Data section
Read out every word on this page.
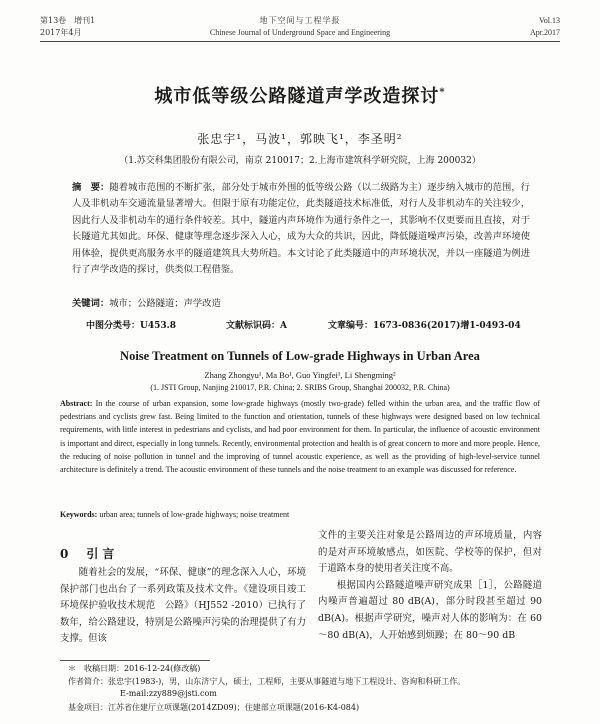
第13卷　增刊1
2017年4月
地下空间与工程学报
Chinese Journal of Underground Space and Engineering
Vol.13
Apr.2017
城市低等级公路隧道声学改造探讨*
张忠宇¹，马波¹，郭映飞¹，李圣明²
（1.苏交科集团股份有限公司，南京 210017；2.上海市建筑科学研究院，上海 200032）
摘　要：随着城市范围的不断扩张，部分处于城市外围的低等级公路（以二级路为主）逐步纳入城市的范围，行人及非机动车交通流量显著增大。但限于原有功能定位，此类隧道技术标准低，对行人及非机动车的关注较少，因此行人及非机动车的通行条件较差。其中，隧道内声环境作为通行条件之一，其影响不仅更要而且直接，对于长隧道尤其如此。环保、健康等理念逐步深入人心，成为大众的共识，因此，降低隧道噪声污染，改善声环境使用体验，提供更高服务水平的隧道建筑具大势所趋。本文讨论了此类隧道中的声环境状况，并以一座隧道为例进行了声学改造的探讨，供类似工程借鉴。
关键词：城市；公路隧道；声学改造
中图分类号：U453.8	文献标识码：A	文章编号：1673-0836(2017)增1-0493-04
Noise Treatment on Tunnels of Low-grade Highways in Urban Area
Zhang Zhongyu¹, Ma Bo¹, Guo Yingfei¹, Li Shengming²
(1. JSTI Group, Nanjing 210017, P.R. China; 2. SRIBS Group, Shanghai 200032, P.R. China)
Abstract: In the course of urban expansion, some low-grade highways (mostly two-grade) felled within the urban area, and the traffic flow of pedestrians and cyclists grew fast. Being limited to the function and orientation, tunnels of these highways were designed based on low technical requirements, with little interest in pedestrians and cyclists, and had poor environment for them. In particular, the influence of acoustic environment is important and direct, especially in long tunnels. Recently, environmental protection and health is of great concern to more and more people. Hence, the reducing of noise pollution in tunnel and the improving of tunnel acoustic experience, as well as the providing of high-level-service tunnel architecture is definitely a trend. The acoustic environment of these tunnels and the noise treatment to an example was discussed for reference.
Keywords: urban area; tunnels of low-grade highways; noise treatment
0 引言
随着社会的发展，“环保、健康”的理念深入人心，环境保护部门也出台了一系列政策及技术文件。《建设项目竣工环境保护验收技术规范　公路》（HJ552 -2010）已执行了数年，给公路建设，特别是公路噪声污染的治理提供了有力支撑。但该
文件的主要关注对象是公路周边的声环境质量，内容的是对声环境敏感点，如医院、学校等的保护，但对于道路本身的使用者关注度不高。
根据国内公路隧道噪声研究成果［1］，公路隧道内噪声普遍超过 80 dB(A)，部分时段甚至超过 90 dB(A)。根据声学研究，噪声对人体的影响为：在 60～80 dB(A)，人开始感到烦躁；在 80～90 dB
＊　收稿日期：2016-12-24(修改稿)
作者简介：张忠宇(1983-)，男，山东济宁人，硕士，工程师，主要从事隧道与地下工程设计、咨询和科研工作。
E-mail:zzy889@jsti.com
基金项目：江苏省住建厅立项课题(2014ZD09)；住建部立项课题(2016-K4-084)
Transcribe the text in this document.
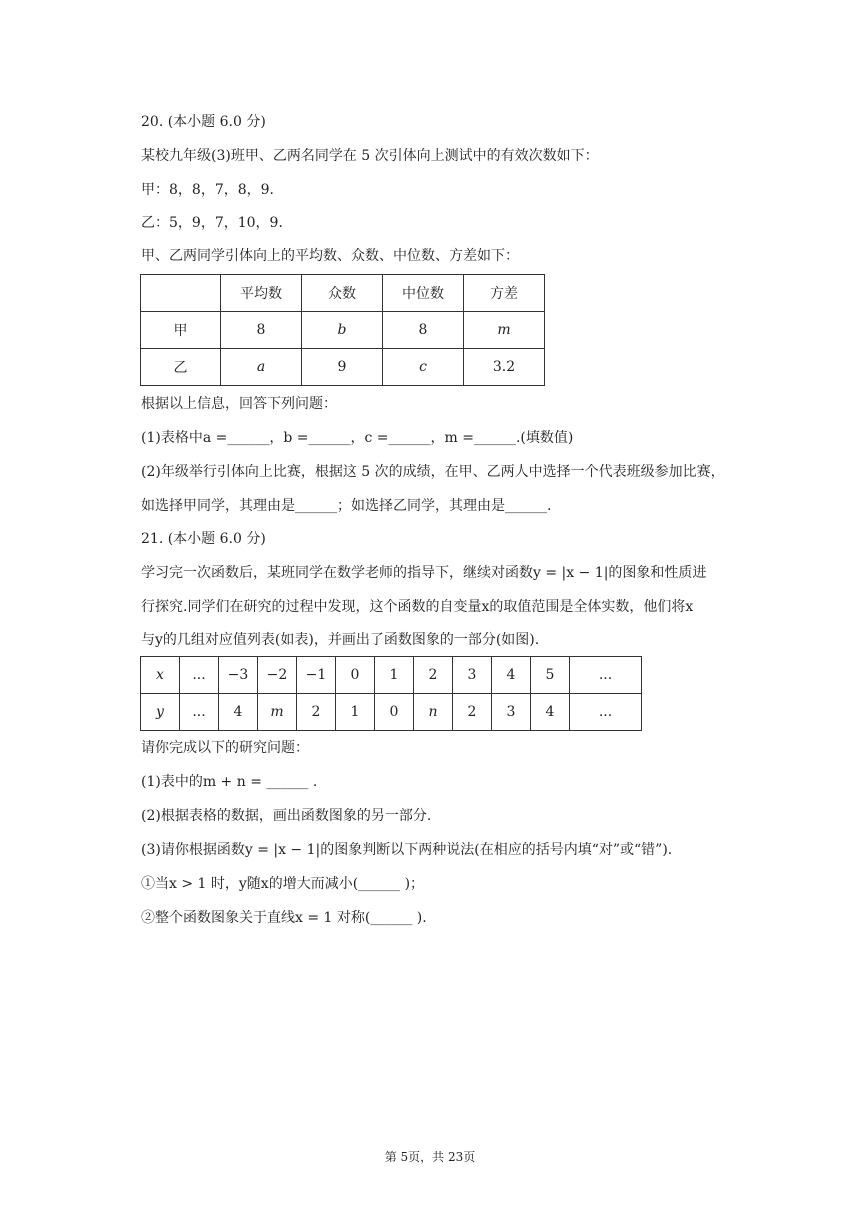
20. (本小题 6.0 分)
某校九年级(3)班甲、乙两名同学在 5 次引体向上测试中的有效次数如下：
甲：8，8，7，8，9．
乙：5，9，7，10，9．
甲、乙两同学引体向上的平均数、众数、中位数、方差如下：
	平均数	众数	中位数	方差
甲	8	b	8	m
乙	a	9	c	3.2
根据以上信息，回答下列问题：
(1)表格中a =______，b =______，c =______，m =______.(填数值)
(2)年级举行引体向上比赛，根据这 5 次的成绩，在甲、乙两人中选择一个代表班级参加比赛，
如选择甲同学，其理由是______；如选择乙同学，其理由是______.
21. (本小题 6.0 分)
学习完一次函数后，某班同学在数学老师的指导下，继续对函数y = |x − 1|的图象和性质进
行探究.同学们在研究的过程中发现，这个函数的自变量x的取值范围是全体实数，他们将x
与y的几组对应值列表(如表)，并画出了函数图象的一部分(如图).
x	...	−3	−2	−1	0	1	2	3	4	5	...
y	...	4	m	2	1	0	n	2	3	4	...
请你完成以下的研究问题：
(1)表中的m + n = ______ .
(2)根据表格的数据，画出函数图象的另一部分.
(3)请你根据函数y = |x − 1|的图象判断以下两种说法(在相应的括号内填“对”或“错”).
①当x > 1 时，y随x的增大而减小(______ )；
②整个函数图象关于直线x = 1 对称(______ ).
第 5页，共 23页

Exercise
From the material above, gather all lines that include the string "this" and copy them.

Expected output
Read out every word on this page.
Transcribe the text in this document.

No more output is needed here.